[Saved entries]

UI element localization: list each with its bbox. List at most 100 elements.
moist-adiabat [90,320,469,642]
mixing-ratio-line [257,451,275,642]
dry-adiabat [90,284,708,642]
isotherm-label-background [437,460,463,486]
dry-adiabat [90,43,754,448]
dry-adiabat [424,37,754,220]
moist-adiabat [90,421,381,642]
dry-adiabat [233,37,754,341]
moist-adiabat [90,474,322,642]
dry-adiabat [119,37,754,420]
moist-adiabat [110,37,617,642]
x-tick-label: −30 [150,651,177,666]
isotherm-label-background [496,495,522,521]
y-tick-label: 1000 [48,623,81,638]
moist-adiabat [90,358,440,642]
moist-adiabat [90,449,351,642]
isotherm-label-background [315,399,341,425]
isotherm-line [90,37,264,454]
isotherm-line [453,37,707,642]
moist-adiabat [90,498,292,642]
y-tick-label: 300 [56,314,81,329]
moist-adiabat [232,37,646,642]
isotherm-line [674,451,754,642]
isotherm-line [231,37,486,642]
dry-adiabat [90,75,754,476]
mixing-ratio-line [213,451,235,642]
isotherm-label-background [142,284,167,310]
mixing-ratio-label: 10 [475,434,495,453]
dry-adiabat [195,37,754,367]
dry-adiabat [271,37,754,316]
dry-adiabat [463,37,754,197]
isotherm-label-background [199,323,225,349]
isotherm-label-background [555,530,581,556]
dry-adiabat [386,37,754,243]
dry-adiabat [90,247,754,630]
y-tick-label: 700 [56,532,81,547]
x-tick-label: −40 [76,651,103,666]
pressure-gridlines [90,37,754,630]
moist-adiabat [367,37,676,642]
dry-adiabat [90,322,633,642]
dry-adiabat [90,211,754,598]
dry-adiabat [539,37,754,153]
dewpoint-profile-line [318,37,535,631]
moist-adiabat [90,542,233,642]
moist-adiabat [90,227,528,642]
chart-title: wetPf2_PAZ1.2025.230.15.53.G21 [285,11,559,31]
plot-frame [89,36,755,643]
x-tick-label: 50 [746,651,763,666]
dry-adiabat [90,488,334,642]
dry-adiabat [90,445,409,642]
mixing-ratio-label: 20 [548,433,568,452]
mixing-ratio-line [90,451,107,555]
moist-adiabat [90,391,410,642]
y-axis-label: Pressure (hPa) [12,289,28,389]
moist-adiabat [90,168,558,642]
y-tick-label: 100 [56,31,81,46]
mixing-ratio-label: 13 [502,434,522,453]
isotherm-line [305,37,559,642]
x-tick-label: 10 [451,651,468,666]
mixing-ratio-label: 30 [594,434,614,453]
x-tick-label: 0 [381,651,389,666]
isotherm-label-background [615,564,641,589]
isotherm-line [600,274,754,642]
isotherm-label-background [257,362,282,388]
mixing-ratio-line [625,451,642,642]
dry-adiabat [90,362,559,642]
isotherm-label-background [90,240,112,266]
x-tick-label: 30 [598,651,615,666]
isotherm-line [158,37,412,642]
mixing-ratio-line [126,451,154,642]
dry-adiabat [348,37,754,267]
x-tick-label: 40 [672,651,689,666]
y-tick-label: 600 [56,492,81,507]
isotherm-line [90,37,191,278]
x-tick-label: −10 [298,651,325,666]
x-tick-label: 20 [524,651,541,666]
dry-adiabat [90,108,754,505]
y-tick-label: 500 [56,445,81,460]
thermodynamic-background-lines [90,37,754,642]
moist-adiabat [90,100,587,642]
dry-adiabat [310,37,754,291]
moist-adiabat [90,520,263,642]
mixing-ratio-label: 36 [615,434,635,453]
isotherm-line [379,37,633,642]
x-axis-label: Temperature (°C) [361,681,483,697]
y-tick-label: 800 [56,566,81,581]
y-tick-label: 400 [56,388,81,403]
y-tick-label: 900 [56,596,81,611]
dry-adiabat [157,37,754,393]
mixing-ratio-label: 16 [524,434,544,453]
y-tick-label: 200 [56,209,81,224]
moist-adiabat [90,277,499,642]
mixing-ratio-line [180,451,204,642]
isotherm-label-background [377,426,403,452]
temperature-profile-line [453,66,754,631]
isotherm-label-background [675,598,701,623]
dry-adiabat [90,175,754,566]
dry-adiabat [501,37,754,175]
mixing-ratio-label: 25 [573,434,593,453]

_WHAT YOU WILL DO_: Report how many lines in the records above contain the string "axis", giving only the number.

_THE RESULT_: 2